→ やること:
a) プリチャージについての抜粋では、1行目の書き込みを始めるときの電位1816が大きく下がらないとされています。その理由を1〜3文で説明してください。
b) プリチャージについての抜粋を、最後の文のあとから書き進めてください。

→ 抜粋:
'''

第1の方法としては、垂直ブランキング期間ではコントローラにて階調0をソースドライバに転送するようにする。その際プリチャージ判定信号発生部1621に入力される映像信号にも階調0が挿入されるようになっていれば、プリチャージ判定信号発生部1621でプリチャージフラグが生成される。この際に、電圧プリチャージの設定として、図61に示すうちの「必ず電圧プリチャージする」が設定されていれば、垂直ブランキング期間の1水平走査期間に1回黒表示に対応する電圧が印加されるようになり、図181(b)に示すような垂直ブランキング期間内でのソース信号電圧の変化となる。これにより電圧プリチャージが印加される期間(1818)では1814に示す階調0表示電圧となり、階調0出力期間1819では1815のように変化する。階調0であることからソースドライバ内部のスイッチ108により階調表示用電流源103とソース信号線が切り離されることから、ソース信号線の電位はほとんど変化しないと考える。ただしスイッチ108のリークにより電位が変化することも考えられるため図181(b)では1815のような電位変化が起こるとしている。リーク電流は非常に小さく(1nA以下)のため変化量は小さい。そのため1行目の書き込み開始時の電位1816は大きく低下することはなく、低階調表示であっても電位変化量が小さいことから、十分に所定階調を表示できるようになる。1行目がきちんと表示できるため、2行目以降も必ず表示することが可能となった。
なおリーク電流が小さく階調0出力時のソース信号線の電位変化が小さい場合には、図61での設定によらず、1行目の書き込みも十分可能となる。またこの場合、映像信号に階調0を挿入する方法以外にも、ソースドライバ36の出力イネーブル51の機能を用いて、ソース信号線の階調表示用電流源103とソース信号線を切り離すようにしてもよい。出力イネーブル51は、ソースドライバ36の全出力につながっており、図186のようにイネーブル機能が動作すると、電流出力部1171が出力104と切り離されるようになっている。これによりソース信号線はソースドライバと切り離され、電位低下を防ぐことが可能となる。

'''

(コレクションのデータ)
'''

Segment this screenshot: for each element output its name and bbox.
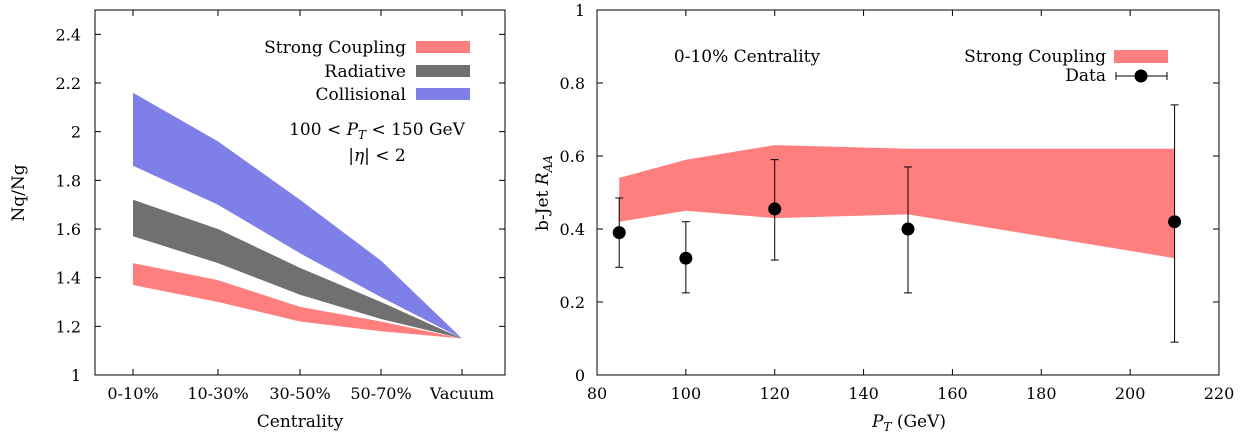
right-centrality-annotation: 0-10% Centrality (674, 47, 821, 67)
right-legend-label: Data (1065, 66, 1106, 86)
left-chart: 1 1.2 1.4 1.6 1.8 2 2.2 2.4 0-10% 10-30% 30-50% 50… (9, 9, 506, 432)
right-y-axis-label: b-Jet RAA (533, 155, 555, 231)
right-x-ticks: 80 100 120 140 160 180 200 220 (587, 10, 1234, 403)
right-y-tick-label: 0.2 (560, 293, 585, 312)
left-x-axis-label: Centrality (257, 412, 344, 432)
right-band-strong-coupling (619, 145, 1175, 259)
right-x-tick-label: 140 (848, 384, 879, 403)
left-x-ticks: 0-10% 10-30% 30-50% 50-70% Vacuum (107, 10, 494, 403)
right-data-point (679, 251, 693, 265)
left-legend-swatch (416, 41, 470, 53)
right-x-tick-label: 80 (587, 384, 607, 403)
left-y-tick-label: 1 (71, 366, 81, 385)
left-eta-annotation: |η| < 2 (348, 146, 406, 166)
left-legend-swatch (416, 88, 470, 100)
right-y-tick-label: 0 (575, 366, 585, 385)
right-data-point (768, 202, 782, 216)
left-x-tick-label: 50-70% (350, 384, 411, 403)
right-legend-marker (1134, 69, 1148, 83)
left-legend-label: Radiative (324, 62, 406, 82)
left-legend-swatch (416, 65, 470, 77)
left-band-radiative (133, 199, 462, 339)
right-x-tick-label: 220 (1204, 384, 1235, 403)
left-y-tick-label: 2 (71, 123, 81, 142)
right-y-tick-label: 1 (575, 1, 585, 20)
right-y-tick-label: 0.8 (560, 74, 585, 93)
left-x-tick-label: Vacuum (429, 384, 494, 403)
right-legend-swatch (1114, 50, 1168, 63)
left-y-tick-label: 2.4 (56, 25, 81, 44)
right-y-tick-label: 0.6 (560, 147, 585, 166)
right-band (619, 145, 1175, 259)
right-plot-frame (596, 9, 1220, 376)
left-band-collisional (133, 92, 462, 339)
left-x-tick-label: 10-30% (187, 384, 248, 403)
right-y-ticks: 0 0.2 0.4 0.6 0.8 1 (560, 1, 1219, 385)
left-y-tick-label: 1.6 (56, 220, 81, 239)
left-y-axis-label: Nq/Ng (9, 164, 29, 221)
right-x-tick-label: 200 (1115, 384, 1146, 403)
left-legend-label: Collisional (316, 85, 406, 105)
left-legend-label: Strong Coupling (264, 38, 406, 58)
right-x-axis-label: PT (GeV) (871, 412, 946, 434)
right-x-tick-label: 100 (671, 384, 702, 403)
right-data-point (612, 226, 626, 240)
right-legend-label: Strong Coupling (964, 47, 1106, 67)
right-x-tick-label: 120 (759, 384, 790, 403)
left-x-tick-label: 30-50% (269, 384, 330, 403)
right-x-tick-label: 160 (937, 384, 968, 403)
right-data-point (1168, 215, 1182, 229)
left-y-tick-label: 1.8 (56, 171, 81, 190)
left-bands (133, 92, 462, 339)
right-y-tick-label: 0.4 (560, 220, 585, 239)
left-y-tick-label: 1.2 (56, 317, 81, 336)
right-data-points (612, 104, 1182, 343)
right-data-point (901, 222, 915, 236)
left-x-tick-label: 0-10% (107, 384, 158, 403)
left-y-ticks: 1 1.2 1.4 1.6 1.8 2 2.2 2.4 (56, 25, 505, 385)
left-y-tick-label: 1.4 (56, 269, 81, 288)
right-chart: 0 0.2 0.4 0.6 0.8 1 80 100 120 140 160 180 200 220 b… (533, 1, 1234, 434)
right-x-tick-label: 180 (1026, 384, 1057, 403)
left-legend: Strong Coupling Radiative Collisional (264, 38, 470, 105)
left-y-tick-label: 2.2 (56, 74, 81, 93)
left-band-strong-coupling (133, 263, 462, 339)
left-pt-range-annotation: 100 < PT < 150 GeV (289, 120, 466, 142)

'''

→ 答えの例:
a) 階調0のときは、ソースドライバ内部のスイッチ108で階調表示用電流源103とソース信号線が切り離されるため、ソース信号線の電位はほとんど変わりません。スイッチ108のリークで電位が変わることもありますが、リーク電流は1nA以下ととても小さいので、変化量も小さくなります。

b)
さらに、図178に示すように、入力映像信号のブランキング期間を検出するデータイネーブル信号1781を、黒データ挿入部1782及びプリチャージ判定信号発生部1621に入力し、図179及び図180のような判定を行えば、階調0表示時の電圧プリチャージの設定によらず、垂直ブランキング期間で電圧プリチャージ期間1818を水平走査期間ごとに挿入することができ、図181(b)のようなソース信号線の電位変化を実現することができる。図180では垂直ブランキング期間でプリチャージ判定信号発生部の出力を7としているが、これはソースドライバ側が図119のようにプリチャージの判定をしているため7としているが、設定値が異なる場合にはソースドライバ側で電流プリチャージ制御線が常に“L”レベル、電圧プリチャージ制御線が451と同一となる値にすることになる。
垂直ブランキング期間が終了した後の1行目に電流を書き込む前にソース信号線電位が低下していなければ、1行目は所定の階調が書き込めると考えられる。従って、電圧プリチャージを行い階調0出力するのは、1行目を書き込む直前の水平走査期間で少なくとも実施されていればよい。
1行目を書き込む前の水平走査期間で電圧プリチャージする場合のソース信号線電位の変化の様子を図182に示す。1行前を書き込む2水平走査期間前までは、階調出力は任意で、プリチャージはあってもなくてもよく、電位が最低電位まで低下したとしても、電圧プリチャージ期間1826で電位が1821レベルまで変化し、その後階調0出力期間1825により電位変化を最低限にとどめ(1822)これにより1行目を書き込む前のソース信号線電位を1823とすることが可能で、低階調での変化量が少なく書き込みが可能である。
従って、電圧プリチャージの実行と、階調0出力にしなければならないのは、垂直ブランキング期間が終了する最後の1水平期間で行っていればよい。それ以前の期間では、必ずしも実施する必要はない。データ処理のしやすい方法を選択すればよい。データイネーブル信号1781を利用する場合には、垂直ブランキング期間の最後を判断することは難しいため、垂直ブランキング期間すべてで同一動作をさせるほうが、実施しやすい。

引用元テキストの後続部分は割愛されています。